### AIM OF THE EXERCISE
Return each line holding the string "sale".

BEGIN ENTRIES PROVIDED

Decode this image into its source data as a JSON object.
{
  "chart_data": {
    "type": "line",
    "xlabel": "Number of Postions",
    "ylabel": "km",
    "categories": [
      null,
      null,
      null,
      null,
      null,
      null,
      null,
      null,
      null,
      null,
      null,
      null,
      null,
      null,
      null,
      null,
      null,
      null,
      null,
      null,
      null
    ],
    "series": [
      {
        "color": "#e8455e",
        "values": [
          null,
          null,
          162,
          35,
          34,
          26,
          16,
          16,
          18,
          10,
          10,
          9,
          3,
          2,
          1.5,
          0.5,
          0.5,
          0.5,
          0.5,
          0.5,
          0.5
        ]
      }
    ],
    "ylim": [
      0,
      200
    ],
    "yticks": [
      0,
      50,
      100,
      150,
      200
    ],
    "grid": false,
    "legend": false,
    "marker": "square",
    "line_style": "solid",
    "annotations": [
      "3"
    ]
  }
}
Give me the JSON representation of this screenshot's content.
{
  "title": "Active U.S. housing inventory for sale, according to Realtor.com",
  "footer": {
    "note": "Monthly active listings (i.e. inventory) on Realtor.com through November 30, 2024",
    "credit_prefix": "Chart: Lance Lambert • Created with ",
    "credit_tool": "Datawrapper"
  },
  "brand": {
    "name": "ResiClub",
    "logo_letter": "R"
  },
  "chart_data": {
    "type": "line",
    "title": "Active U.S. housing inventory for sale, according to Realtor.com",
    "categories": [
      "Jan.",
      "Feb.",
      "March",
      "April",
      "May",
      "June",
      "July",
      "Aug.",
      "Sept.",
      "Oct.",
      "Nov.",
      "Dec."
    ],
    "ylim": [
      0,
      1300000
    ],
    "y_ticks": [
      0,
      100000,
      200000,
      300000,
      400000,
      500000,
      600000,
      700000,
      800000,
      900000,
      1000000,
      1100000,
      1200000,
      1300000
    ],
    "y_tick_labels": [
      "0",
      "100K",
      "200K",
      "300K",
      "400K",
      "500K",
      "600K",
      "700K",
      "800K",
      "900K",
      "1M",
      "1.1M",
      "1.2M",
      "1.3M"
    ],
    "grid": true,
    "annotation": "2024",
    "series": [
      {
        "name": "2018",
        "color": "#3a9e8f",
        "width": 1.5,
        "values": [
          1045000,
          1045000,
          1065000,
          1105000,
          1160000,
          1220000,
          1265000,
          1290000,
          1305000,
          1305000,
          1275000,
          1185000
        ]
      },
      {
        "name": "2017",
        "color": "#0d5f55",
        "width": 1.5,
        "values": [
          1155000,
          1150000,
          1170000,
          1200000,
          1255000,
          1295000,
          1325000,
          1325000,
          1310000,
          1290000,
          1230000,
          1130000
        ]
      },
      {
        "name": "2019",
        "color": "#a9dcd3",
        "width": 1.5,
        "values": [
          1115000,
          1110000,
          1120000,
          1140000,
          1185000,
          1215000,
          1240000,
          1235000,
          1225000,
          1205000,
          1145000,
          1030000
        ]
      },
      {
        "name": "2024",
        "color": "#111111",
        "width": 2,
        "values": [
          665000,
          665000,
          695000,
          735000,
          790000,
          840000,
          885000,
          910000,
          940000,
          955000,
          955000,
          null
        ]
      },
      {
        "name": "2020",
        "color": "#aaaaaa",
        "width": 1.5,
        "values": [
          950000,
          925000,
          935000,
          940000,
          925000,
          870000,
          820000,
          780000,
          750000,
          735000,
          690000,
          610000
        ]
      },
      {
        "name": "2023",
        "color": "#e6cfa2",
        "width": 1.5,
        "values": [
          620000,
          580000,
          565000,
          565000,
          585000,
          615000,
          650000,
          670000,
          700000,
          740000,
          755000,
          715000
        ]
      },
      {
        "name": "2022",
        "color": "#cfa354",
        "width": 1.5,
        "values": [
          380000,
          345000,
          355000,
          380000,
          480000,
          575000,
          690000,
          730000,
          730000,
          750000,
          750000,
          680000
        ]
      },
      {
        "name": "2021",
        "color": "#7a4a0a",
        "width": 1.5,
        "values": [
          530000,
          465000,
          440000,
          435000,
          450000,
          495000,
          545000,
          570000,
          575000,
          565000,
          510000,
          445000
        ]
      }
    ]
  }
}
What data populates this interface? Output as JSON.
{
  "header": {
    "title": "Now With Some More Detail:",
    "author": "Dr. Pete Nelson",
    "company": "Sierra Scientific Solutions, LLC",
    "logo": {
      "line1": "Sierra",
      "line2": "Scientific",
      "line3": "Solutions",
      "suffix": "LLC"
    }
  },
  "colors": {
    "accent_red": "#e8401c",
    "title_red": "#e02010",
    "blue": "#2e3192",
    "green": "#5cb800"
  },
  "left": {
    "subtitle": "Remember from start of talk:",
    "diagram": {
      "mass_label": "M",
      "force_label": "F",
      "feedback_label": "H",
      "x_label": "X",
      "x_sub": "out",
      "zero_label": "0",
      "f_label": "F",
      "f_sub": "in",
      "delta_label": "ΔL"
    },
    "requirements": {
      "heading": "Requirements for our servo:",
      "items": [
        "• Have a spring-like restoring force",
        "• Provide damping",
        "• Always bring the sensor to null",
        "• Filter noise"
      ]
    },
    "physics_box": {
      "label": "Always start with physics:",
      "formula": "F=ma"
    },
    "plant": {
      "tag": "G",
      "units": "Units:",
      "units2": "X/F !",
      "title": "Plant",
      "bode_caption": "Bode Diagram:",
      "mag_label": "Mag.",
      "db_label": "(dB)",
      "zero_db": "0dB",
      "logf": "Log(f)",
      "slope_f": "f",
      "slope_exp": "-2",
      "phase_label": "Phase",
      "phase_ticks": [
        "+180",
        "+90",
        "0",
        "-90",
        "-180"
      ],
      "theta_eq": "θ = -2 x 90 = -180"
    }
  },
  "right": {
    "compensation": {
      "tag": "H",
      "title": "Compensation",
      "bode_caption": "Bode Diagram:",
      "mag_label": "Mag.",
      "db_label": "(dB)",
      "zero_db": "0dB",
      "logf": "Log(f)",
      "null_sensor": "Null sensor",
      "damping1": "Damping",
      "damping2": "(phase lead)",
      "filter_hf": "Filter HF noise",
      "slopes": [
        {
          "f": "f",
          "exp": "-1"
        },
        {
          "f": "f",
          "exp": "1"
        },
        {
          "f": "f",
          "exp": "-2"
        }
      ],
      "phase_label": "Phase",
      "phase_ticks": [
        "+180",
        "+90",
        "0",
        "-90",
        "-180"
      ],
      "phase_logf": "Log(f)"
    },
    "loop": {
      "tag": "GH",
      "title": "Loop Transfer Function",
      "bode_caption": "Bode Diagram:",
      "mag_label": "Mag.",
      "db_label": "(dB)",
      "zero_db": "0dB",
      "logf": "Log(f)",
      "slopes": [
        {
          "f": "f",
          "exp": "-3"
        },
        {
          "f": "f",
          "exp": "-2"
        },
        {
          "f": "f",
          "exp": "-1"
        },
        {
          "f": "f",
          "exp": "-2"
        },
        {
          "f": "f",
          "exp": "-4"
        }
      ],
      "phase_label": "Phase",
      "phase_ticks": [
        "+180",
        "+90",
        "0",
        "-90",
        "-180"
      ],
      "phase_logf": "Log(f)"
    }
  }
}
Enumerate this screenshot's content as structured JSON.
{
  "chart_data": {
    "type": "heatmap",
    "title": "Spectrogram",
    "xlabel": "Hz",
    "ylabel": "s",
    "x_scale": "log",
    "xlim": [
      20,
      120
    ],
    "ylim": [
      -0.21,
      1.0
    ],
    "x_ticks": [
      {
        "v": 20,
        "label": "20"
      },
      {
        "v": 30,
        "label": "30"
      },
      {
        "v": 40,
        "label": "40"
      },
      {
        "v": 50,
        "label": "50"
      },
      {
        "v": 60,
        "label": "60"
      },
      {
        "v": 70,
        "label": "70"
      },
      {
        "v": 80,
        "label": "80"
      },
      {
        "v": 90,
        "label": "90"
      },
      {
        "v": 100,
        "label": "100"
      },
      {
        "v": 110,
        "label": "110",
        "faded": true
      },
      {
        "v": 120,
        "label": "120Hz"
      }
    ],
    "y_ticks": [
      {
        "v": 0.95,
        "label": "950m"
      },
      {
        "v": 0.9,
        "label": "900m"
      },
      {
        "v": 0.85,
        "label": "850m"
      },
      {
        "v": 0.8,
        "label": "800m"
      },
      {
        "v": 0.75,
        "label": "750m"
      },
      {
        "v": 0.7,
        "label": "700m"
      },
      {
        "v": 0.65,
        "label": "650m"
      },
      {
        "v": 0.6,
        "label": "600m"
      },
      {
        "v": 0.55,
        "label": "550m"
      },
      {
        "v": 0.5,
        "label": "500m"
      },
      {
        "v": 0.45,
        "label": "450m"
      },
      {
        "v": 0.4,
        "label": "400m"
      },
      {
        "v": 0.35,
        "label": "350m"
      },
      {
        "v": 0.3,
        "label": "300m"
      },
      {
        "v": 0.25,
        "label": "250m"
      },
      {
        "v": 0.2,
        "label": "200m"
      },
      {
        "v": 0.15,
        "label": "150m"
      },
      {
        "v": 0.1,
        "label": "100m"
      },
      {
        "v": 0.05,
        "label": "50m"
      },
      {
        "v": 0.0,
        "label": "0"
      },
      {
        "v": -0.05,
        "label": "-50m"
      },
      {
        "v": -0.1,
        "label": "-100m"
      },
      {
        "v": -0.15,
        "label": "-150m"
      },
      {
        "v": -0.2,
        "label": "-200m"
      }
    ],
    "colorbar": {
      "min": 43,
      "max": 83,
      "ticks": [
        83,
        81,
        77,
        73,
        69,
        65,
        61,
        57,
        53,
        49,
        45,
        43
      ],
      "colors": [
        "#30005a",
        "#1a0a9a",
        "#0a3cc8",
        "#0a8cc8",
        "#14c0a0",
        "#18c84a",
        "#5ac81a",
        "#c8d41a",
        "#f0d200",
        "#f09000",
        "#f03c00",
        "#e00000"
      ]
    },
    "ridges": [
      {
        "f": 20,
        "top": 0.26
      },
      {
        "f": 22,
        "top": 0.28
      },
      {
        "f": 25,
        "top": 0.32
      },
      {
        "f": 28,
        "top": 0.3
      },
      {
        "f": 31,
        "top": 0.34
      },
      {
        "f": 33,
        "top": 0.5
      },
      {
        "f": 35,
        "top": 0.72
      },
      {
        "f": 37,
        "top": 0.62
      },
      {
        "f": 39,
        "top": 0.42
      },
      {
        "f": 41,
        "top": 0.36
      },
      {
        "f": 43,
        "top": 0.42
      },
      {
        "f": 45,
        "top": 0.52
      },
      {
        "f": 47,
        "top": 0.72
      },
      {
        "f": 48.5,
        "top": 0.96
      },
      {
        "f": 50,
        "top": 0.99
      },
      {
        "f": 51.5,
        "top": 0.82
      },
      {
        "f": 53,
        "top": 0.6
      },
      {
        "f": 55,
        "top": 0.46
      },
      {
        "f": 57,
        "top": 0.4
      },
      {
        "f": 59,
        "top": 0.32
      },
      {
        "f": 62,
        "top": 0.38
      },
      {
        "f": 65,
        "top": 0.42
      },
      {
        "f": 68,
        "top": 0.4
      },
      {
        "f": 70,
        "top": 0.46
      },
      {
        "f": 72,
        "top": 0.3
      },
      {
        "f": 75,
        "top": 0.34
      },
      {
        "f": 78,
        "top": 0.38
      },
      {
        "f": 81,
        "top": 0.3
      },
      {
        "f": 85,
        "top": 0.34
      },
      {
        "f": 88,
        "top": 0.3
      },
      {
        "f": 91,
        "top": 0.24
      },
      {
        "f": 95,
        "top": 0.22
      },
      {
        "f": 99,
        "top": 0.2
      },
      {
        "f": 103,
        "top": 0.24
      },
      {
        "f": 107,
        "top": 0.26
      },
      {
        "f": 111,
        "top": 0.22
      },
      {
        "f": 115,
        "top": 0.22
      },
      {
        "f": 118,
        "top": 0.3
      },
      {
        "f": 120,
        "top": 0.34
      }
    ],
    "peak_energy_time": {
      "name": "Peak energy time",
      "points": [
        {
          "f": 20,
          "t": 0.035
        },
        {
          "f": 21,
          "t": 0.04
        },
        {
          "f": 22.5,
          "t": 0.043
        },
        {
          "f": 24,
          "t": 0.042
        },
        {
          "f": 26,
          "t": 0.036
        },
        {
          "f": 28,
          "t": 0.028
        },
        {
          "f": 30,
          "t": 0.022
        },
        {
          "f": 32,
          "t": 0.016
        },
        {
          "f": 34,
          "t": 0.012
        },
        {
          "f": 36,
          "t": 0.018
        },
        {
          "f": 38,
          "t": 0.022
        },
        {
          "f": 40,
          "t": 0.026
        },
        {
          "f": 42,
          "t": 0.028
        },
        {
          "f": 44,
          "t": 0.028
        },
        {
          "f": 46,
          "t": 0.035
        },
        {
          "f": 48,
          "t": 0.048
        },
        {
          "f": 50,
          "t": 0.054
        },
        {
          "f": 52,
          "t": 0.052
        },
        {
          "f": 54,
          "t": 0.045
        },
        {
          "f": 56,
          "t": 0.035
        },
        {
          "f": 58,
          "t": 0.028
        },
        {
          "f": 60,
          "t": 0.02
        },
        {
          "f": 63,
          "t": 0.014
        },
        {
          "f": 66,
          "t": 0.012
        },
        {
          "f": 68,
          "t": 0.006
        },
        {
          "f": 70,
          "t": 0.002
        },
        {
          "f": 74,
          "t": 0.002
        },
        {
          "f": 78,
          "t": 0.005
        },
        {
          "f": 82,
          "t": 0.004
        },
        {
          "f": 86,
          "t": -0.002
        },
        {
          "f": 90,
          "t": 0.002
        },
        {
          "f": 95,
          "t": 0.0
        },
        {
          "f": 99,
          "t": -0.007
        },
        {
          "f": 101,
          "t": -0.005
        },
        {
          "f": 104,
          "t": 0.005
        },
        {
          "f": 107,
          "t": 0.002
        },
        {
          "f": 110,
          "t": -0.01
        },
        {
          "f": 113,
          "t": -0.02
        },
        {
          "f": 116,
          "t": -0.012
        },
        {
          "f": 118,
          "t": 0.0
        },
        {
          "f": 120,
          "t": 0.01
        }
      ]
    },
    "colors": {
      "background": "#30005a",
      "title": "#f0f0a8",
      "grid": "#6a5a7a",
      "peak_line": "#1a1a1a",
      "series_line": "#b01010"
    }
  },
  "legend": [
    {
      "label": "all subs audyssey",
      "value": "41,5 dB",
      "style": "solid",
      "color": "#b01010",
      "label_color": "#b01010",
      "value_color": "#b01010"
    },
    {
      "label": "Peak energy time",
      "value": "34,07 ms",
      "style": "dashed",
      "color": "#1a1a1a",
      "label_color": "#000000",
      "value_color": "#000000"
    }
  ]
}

END ENTRIES PROVIDED

### THE REPLY
  "title": "Active U.S. housing inventory for sale, according to Realtor.com",
    "title": "Active U.S. housing inventory for sale, according to Realtor.com",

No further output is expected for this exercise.